→ **Directions**:
Write out the whole listing again, exactly.

→ **Source material**:
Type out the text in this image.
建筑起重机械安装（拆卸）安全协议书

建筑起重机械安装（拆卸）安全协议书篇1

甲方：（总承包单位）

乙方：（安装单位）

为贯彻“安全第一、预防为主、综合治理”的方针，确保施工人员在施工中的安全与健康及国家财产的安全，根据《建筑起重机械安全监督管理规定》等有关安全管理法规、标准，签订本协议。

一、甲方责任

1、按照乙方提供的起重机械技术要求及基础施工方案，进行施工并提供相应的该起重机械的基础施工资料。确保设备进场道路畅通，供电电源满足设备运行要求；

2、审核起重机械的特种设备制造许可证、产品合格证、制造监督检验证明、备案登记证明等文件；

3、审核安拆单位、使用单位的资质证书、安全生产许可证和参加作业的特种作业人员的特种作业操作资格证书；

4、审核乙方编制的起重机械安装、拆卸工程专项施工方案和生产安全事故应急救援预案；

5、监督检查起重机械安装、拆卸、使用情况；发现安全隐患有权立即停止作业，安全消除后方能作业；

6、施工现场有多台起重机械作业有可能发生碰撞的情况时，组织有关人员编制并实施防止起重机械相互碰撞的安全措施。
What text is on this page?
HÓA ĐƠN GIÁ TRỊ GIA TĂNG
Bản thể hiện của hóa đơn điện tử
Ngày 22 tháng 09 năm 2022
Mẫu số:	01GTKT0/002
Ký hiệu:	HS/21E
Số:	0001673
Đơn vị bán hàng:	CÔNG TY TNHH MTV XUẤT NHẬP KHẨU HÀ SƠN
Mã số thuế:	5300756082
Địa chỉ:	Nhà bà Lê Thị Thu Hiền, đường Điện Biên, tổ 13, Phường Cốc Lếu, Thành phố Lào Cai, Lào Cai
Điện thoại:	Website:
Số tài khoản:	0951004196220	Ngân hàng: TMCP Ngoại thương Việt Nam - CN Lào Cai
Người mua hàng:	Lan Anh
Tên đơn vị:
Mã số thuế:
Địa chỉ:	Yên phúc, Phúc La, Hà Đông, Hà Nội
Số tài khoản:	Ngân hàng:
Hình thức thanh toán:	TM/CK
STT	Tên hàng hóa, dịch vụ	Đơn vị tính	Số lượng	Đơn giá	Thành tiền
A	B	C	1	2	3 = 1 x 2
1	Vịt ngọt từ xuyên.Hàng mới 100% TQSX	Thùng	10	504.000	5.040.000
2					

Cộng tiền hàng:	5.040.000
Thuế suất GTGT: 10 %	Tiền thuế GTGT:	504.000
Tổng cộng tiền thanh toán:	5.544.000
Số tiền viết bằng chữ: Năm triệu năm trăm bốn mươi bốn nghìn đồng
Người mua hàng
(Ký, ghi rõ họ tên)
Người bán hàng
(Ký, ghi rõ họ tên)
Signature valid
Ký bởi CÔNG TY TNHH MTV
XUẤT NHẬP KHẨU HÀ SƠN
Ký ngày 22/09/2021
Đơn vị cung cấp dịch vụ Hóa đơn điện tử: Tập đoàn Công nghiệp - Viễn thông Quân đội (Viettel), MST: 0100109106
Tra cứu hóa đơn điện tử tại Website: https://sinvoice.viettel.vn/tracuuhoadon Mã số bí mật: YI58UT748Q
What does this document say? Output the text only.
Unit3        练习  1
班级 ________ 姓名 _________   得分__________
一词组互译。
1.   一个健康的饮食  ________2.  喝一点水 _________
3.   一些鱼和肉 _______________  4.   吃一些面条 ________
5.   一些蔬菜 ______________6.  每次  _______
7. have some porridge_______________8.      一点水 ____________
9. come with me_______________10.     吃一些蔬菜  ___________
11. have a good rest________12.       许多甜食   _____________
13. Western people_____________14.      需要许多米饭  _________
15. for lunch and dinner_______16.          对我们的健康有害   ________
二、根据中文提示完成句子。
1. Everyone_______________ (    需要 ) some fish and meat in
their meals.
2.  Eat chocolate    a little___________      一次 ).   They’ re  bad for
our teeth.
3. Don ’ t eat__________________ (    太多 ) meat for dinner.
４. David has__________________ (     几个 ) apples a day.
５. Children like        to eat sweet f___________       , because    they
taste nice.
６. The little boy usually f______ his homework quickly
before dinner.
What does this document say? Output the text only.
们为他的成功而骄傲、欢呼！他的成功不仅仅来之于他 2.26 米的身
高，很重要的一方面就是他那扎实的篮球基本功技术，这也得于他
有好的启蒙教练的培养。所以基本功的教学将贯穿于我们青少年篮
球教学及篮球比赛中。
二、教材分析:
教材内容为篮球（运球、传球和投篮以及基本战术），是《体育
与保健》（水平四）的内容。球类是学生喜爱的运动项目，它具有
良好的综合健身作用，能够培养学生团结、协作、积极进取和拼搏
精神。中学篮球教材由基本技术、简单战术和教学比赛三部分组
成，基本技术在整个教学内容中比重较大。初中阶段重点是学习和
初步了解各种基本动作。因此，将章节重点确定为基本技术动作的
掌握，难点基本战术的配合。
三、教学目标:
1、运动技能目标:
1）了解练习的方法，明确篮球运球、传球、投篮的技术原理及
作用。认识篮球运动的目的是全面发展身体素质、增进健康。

→ **Written reply**:
Type out the text in this image.
建筑起重机械安装（拆卸）安全协议书

建筑起重机械安装（拆卸）安全协议书篇1

甲方：（总承包单位）

乙方：（安装单位）

为贯彻“安全第一、预防为主、综合治理”的方针，确保施工人员在施工中的安全与健康及国家财产的安全，根据《建筑起重机械安全监督管理规定》等有关安全管理法规、标准，签订本协议。

一、甲方责任

1、按照乙方提供的起重机械技术要求及基础施工方案，进行施工并提供相应的该起重机械的基础施工资料。确保设备进场道路畅通，供电电源满足设备运行要求；

2、审核起重机械的特种设备制造许可证、产品合格证、制造监督检验证明、备案登记证明等文件；

3、审核安拆单位、使用单位的资质证书、安全生产许可证和参加作业的特种作业人员的特种作业操作资格证书；

4、审核乙方编制的起重机械安装、拆卸工程专项施工方案和生产安全事故应急救援预案；

5、监督检查起重机械安装、拆卸、使用情况；发现安全隐患有权立即停止作业，安全消除后方能作业；

6、施工现场有多台起重机械作业有可能发生碰撞的情况时，组织有关人员编制并实施防止起重机械相互碰撞的安全措施。
What text is on this page?
HÓA ĐƠN GIÁ TRỊ GIA TĂNG
Bản thể hiện của hóa đơn điện tử
Ngày 22 tháng 09 năm 2022
Mẫu số:	01GTKT0/002
Ký hiệu:	HS/21E
Số:	0001673
Đơn vị bán hàng:	CÔNG TY TNHH MTV XUẤT NHẬP KHẨU HÀ SƠN
Mã số thuế:	5300756082
Địa chỉ:	Nhà bà Lê Thị Thu Hiền, đường Điện Biên, tổ 13, Phường Cốc Lếu, Thành phố Lào Cai, Lào Cai
Điện thoại:	Website:
Số tài khoản:	0951004196220	Ngân hàng: TMCP Ngoại thương Việt Nam - CN Lào Cai
Người mua hàng:	Lan Anh
Tên đơn vị:
Mã số thuế:
Địa chỉ:	Yên phúc, Phúc La, Hà Đông, Hà Nội
Số tài khoản:	Ngân hàng:
Hình thức thanh toán:	TM/CK
STT	Tên hàng hóa, dịch vụ	Đơn vị tính	Số lượng	Đơn giá	Thành tiền
A	B	C	1	2	3 = 1 x 2
1	Vịt ngọt từ xuyên.Hàng mới 100% TQSX	Thùng	10	504.000	5.040.000
2					

Cộng tiền hàng:	5.040.000
Thuế suất GTGT: 10 %	Tiền thuế GTGT:	504.000
Tổng cộng tiền thanh toán:	5.544.000
Số tiền viết bằng chữ: Năm triệu năm trăm bốn mươi bốn nghìn đồng
Người mua hàng
(Ký, ghi rõ họ tên)
Người bán hàng
(Ký, ghi rõ họ tên)
Signature valid
Ký bởi CÔNG TY TNHH MTV
XUẤT NHẬP KHẨU HÀ SƠN
Ký ngày 22/09/2021
Đơn vị cung cấp dịch vụ Hóa đơn điện tử: Tập đoàn Công nghiệp - Viễn thông Quân đội (Viettel), MST: 0100109106
Tra cứu hóa đơn điện tử tại Website: https://sinvoice.viettel.vn/tracuuhoadon Mã số bí mật: YI58UT748Q
What does this document say? Output the text only.
Unit3        练习  1
班级 ________ 姓名 _________   得分__________
一词组互译。
1.   一个健康的饮食  ________2.  喝一点水 _________
3.   一些鱼和肉 _______________  4.   吃一些面条 ________
5.   一些蔬菜 ______________6.  每次  _______
7. have some porridge_______________8.      一点水 ____________
9. come with me_______________10.     吃一些蔬菜  ___________
11. have a good rest________12.       许多甜食   _____________
13. Western people_____________14.      需要许多米饭  _________
15. for lunch and dinner_______16.          对我们的健康有害   ________
二、根据中文提示完成句子。
1. Everyone_______________ (    需要 ) some fish and meat in
their meals.
2.  Eat chocolate    a little___________      一次 ).   They’ re  bad for
our teeth.
3. Don ’ t eat__________________ (    太多 ) meat for dinner.
４. David has__________________ (     几个 ) apples a day.
５. Children like        to eat sweet f___________       , because    they
taste nice.
６. The little boy usually f______ his homework quickly
before dinner.
What does this document say? Output the text only.
们为他的成功而骄傲、欢呼！他的成功不仅仅来之于他 2.26 米的身
高，很重要的一方面就是他那扎实的篮球基本功技术，这也得于他
有好的启蒙教练的培养。所以基本功的教学将贯穿于我们青少年篮
球教学及篮球比赛中。
二、教材分析:
教材内容为篮球（运球、传球和投篮以及基本战术），是《体育
与保健》（水平四）的内容。球类是学生喜爱的运动项目，它具有
良好的综合健身作用，能够培养学生团结、协作、积极进取和拼搏
精神。中学篮球教材由基本技术、简单战术和教学比赛三部分组
成，基本技术在整个教学内容中比重较大。初中阶段重点是学习和
初步了解各种基本动作。因此，将章节重点确定为基本技术动作的
掌握，难点基本战术的配合。
三、教学目标:
1、运动技能目标:
1）了解练习的方法，明确篮球运球、传球、投篮的技术原理及
作用。认识篮球运动的目的是全面发展身体素质、增进健康。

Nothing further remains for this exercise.